>> start Input material
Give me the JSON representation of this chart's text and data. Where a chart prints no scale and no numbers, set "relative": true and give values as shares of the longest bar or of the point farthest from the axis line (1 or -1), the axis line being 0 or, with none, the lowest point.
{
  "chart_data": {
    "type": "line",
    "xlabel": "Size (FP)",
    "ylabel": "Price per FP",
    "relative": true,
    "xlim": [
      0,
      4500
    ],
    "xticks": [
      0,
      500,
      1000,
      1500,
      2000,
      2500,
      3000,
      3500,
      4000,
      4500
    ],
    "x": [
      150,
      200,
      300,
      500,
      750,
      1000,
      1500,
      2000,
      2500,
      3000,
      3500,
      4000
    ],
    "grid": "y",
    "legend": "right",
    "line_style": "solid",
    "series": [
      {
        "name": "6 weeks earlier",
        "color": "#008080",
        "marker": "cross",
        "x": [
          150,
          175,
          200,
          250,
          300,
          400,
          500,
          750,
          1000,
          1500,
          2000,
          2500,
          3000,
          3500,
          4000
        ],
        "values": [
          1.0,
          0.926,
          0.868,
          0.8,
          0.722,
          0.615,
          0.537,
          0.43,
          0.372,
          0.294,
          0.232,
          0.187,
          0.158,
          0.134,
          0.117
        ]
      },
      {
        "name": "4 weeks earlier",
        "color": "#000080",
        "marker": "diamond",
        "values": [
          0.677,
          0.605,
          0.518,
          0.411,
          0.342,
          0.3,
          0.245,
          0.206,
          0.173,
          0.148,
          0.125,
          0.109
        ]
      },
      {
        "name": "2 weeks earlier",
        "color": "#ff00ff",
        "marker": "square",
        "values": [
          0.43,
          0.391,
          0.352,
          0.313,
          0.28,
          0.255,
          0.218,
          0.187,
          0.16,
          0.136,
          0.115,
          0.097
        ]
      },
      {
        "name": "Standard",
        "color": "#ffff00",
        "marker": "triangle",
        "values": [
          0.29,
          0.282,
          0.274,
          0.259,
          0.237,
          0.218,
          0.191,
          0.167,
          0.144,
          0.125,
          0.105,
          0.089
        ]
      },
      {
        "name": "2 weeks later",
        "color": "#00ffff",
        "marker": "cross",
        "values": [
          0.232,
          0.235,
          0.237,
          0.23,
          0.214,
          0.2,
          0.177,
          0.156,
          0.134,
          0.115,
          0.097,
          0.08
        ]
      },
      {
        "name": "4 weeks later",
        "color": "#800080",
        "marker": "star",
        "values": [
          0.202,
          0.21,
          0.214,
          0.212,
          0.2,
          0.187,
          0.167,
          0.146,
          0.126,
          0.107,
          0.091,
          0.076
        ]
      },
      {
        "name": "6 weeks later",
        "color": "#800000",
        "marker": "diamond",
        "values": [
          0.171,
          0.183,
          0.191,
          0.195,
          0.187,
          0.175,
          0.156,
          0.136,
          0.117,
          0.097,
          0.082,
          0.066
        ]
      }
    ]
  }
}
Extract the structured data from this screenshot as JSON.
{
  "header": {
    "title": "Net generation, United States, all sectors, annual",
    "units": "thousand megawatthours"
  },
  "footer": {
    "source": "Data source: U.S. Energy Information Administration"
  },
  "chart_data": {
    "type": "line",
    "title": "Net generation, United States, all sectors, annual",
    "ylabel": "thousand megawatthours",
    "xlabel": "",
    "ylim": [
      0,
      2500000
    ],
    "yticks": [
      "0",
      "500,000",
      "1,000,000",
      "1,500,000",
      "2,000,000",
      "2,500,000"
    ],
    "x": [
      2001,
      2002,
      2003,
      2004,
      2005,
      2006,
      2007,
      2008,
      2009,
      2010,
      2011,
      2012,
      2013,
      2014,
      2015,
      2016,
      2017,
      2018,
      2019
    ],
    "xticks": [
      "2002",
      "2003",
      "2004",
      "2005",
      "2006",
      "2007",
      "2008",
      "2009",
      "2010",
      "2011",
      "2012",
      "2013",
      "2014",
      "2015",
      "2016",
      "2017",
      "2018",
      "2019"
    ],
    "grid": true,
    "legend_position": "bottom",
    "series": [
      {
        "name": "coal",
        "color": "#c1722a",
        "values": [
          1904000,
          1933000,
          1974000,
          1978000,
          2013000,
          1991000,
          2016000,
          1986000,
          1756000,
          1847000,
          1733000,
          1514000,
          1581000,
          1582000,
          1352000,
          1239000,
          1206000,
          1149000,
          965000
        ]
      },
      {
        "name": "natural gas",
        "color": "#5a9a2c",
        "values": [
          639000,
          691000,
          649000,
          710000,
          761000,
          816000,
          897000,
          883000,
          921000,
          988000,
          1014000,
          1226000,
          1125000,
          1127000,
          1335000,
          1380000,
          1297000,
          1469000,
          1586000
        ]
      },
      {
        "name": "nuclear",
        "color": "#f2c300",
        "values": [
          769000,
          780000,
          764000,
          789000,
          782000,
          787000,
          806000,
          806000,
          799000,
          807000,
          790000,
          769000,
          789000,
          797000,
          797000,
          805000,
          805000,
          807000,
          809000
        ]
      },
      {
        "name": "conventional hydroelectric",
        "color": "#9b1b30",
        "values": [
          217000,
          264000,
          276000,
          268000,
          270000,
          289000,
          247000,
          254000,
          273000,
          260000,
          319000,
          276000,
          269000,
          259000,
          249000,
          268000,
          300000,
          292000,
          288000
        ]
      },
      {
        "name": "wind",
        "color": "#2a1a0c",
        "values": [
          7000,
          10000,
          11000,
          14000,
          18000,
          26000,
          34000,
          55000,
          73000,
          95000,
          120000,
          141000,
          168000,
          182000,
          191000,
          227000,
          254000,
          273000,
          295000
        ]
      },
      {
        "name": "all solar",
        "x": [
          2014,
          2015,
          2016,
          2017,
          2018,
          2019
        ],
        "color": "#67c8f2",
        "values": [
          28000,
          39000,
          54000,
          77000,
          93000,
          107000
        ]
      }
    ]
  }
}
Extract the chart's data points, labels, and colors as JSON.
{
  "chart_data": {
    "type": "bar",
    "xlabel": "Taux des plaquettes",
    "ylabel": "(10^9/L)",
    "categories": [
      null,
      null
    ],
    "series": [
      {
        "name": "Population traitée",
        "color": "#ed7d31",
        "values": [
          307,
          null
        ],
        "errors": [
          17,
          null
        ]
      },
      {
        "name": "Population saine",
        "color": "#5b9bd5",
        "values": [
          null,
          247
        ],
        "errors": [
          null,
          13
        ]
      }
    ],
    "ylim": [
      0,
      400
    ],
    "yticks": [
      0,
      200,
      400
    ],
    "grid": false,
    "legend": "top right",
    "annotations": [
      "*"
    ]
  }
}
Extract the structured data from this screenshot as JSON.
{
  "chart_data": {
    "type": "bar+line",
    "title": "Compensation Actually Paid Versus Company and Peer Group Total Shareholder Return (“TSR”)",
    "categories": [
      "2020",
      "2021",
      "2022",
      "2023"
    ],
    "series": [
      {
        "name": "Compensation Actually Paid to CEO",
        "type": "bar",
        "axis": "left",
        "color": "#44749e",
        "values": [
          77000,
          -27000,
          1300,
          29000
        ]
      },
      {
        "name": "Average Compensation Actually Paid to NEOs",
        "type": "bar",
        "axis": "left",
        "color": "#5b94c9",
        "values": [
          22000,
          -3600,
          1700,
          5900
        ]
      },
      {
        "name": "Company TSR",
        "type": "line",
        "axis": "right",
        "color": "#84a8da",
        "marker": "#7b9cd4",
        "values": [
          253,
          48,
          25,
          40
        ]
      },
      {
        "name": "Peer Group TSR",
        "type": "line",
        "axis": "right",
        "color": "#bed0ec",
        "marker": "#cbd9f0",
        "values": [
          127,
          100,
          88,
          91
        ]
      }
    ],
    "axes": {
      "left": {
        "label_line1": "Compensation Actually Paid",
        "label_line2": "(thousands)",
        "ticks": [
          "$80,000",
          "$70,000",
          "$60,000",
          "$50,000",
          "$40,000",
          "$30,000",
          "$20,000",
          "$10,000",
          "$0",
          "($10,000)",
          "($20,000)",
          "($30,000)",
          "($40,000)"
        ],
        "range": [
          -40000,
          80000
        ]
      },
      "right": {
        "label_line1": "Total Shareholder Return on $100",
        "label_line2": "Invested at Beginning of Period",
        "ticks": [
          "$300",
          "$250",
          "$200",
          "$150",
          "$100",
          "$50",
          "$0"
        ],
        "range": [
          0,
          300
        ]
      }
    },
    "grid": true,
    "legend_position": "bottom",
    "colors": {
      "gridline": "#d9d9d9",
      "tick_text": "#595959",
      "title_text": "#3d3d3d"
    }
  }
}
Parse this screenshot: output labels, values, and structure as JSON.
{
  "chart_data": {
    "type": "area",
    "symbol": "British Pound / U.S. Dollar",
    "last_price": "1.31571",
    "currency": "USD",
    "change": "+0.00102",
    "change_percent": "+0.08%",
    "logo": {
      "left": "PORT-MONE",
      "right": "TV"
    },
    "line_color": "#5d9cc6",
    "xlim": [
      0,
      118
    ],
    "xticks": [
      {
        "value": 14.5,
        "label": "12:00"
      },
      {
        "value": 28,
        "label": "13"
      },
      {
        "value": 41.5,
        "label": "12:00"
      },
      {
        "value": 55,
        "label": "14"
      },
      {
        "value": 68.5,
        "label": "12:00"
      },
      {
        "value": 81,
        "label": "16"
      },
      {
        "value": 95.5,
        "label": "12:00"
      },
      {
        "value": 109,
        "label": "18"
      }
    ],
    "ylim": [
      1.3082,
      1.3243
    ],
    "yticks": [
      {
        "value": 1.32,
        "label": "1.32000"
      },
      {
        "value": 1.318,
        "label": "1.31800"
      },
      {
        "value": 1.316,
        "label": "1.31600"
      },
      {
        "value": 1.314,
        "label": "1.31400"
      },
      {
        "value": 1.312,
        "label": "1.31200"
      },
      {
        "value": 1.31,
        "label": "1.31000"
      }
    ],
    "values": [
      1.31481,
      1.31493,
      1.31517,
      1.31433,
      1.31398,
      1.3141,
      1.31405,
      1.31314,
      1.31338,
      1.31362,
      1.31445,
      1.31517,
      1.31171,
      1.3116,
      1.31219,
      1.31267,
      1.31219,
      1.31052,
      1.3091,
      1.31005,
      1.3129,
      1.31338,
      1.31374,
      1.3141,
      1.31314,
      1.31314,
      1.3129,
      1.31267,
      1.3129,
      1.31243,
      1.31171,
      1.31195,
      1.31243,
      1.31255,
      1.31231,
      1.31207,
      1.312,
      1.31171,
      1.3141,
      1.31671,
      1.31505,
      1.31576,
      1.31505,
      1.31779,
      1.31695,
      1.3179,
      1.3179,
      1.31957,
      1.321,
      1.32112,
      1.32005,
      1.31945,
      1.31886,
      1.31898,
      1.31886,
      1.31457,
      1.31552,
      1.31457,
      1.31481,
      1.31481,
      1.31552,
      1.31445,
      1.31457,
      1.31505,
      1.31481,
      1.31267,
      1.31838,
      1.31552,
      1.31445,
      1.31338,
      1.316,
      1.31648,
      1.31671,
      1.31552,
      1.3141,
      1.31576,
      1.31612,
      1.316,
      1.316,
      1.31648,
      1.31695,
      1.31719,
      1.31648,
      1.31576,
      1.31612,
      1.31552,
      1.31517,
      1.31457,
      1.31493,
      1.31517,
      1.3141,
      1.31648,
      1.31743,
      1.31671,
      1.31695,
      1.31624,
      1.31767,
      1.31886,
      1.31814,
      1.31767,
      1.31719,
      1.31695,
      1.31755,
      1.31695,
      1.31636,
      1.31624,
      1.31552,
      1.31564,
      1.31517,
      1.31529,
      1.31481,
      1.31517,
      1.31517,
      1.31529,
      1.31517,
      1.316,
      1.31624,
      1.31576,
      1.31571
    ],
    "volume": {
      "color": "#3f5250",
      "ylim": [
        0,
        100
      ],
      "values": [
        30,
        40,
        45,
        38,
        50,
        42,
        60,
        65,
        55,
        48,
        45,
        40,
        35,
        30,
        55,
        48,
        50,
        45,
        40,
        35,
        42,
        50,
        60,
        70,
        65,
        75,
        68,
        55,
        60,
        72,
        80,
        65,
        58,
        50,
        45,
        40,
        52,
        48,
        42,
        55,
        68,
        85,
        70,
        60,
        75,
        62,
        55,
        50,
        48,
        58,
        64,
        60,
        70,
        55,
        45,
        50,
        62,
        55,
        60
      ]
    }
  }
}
>> end Input material
» **Description of the task**: Among the records above, find each line holding the string "Paid" and pull it out.

» **Response**:
    "title": "Compensation Actually Paid Versus Company and Peer Group Total Shareholder Return (“TSR”)",
        "name": "Compensation Actually Paid to CEO",
        "name": "Average Compensation Actually Paid to NEOs",
        "label_line1": "Compensation Actually Paid",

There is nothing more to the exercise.